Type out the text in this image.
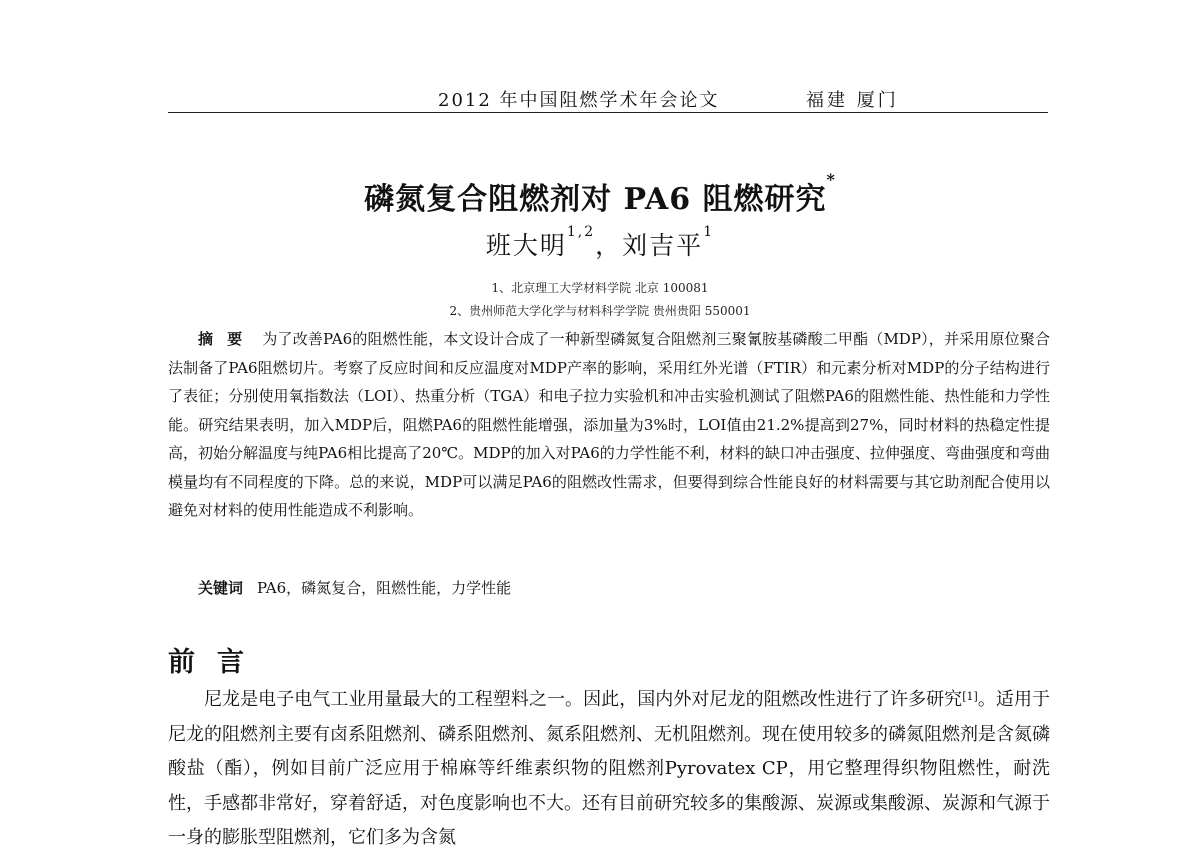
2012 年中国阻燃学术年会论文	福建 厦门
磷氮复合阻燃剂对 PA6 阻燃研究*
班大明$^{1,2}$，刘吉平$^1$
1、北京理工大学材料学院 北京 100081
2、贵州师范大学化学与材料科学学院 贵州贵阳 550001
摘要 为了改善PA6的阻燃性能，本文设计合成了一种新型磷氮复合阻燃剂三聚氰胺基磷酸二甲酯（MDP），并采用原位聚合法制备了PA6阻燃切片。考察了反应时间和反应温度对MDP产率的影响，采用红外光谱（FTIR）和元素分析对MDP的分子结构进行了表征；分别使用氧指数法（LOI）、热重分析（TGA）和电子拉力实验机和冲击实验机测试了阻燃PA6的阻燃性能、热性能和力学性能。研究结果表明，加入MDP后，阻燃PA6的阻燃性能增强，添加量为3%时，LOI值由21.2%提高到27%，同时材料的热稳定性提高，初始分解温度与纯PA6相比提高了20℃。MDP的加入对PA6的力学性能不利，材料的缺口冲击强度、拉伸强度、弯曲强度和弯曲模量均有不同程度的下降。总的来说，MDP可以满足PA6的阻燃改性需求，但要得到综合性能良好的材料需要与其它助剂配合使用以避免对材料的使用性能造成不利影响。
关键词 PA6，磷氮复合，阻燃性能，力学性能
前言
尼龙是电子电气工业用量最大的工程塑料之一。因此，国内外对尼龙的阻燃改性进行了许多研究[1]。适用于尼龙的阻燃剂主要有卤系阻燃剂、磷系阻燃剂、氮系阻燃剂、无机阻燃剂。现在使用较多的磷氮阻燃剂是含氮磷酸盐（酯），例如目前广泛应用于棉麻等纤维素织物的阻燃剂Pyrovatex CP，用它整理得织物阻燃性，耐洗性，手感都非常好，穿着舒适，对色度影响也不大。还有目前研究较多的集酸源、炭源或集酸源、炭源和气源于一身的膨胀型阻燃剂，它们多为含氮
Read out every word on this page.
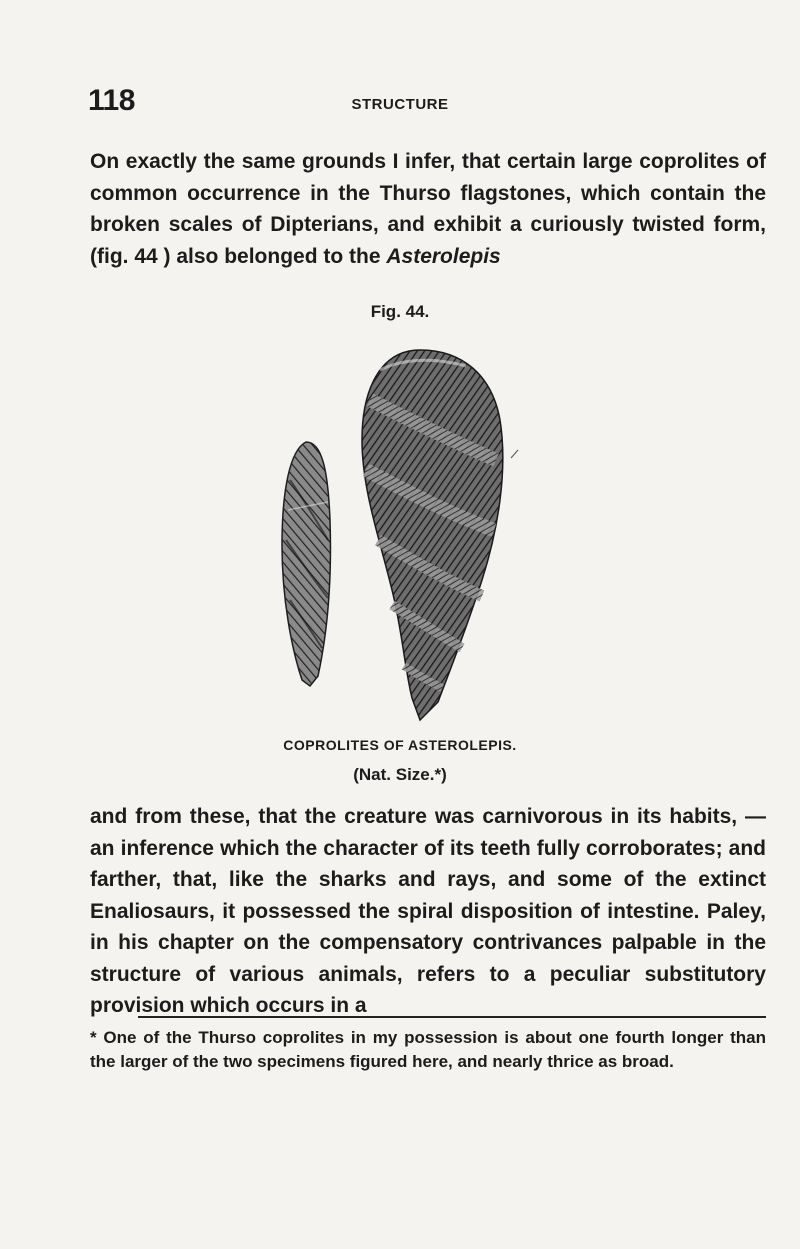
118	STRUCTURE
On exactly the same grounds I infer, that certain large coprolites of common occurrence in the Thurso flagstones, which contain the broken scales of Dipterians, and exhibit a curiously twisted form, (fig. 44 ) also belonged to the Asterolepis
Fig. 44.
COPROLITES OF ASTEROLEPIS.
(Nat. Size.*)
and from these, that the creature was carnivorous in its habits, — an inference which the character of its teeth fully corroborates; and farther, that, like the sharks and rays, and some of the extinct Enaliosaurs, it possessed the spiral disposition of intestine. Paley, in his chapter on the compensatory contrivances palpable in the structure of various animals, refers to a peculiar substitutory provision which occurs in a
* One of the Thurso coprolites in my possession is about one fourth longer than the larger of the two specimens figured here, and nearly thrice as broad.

════

Exercise details =
In this exercise, set down all of the data exactly, without the pictures.

Exercise solution =
Type out the text in this image.
2012 年中国阻燃学术年会论文	福建 厦门
磷氮复合阻燃剂对 PA6 阻燃研究*
班大明$^{1,2}$，刘吉平$^1$
1、北京理工大学材料学院 北京 100081
2、贵州师范大学化学与材料科学学院 贵州贵阳 550001
摘要 为了改善PA6的阻燃性能，本文设计合成了一种新型磷氮复合阻燃剂三聚氰胺基磷酸二甲酯（MDP），并采用原位聚合法制备了PA6阻燃切片。考察了反应时间和反应温度对MDP产率的影响，采用红外光谱（FTIR）和元素分析对MDP的分子结构进行了表征；分别使用氧指数法（LOI）、热重分析（TGA）和电子拉力实验机和冲击实验机测试了阻燃PA6的阻燃性能、热性能和力学性能。研究结果表明，加入MDP后，阻燃PA6的阻燃性能增强，添加量为3%时，LOI值由21.2%提高到27%，同时材料的热稳定性提高，初始分解温度与纯PA6相比提高了20℃。MDP的加入对PA6的力学性能不利，材料的缺口冲击强度、拉伸强度、弯曲强度和弯曲模量均有不同程度的下降。总的来说，MDP可以满足PA6的阻燃改性需求，但要得到综合性能良好的材料需要与其它助剂配合使用以避免对材料的使用性能造成不利影响。
关键词 PA6，磷氮复合，阻燃性能，力学性能
前言
尼龙是电子电气工业用量最大的工程塑料之一。因此，国内外对尼龙的阻燃改性进行了许多研究[1]。适用于尼龙的阻燃剂主要有卤系阻燃剂、磷系阻燃剂、氮系阻燃剂、无机阻燃剂。现在使用较多的磷氮阻燃剂是含氮磷酸盐（酯），例如目前广泛应用于棉麻等纤维素织物的阻燃剂Pyrovatex CP，用它整理得织物阻燃性，耐洗性，手感都非常好，穿着舒适，对色度影响也不大。还有目前研究较多的集酸源、炭源或集酸源、炭源和气源于一身的膨胀型阻燃剂，它们多为含氮
Read out every word on this page.
118	STRUCTURE
On exactly the same grounds I infer, that certain large coprolites of common occurrence in the Thurso flagstones, which contain the broken scales of Dipterians, and exhibit a curiously twisted form, (fig. 44 ) also belonged to the Asterolepis
Fig. 44.
COPROLITES OF ASTEROLEPIS.
(Nat. Size.*)
and from these, that the creature was carnivorous in its habits, — an inference which the character of its teeth fully corroborates; and farther, that, like the sharks and rays, and some of the extinct Enaliosaurs, it possessed the spiral disposition of intestine. Paley, in his chapter on the compensatory contrivances palpable in the structure of various animals, refers to a peculiar substitutory provision which occurs in a
* One of the Thurso coprolites in my possession is about one fourth longer than the larger of the two specimens figured here, and nearly thrice as broad.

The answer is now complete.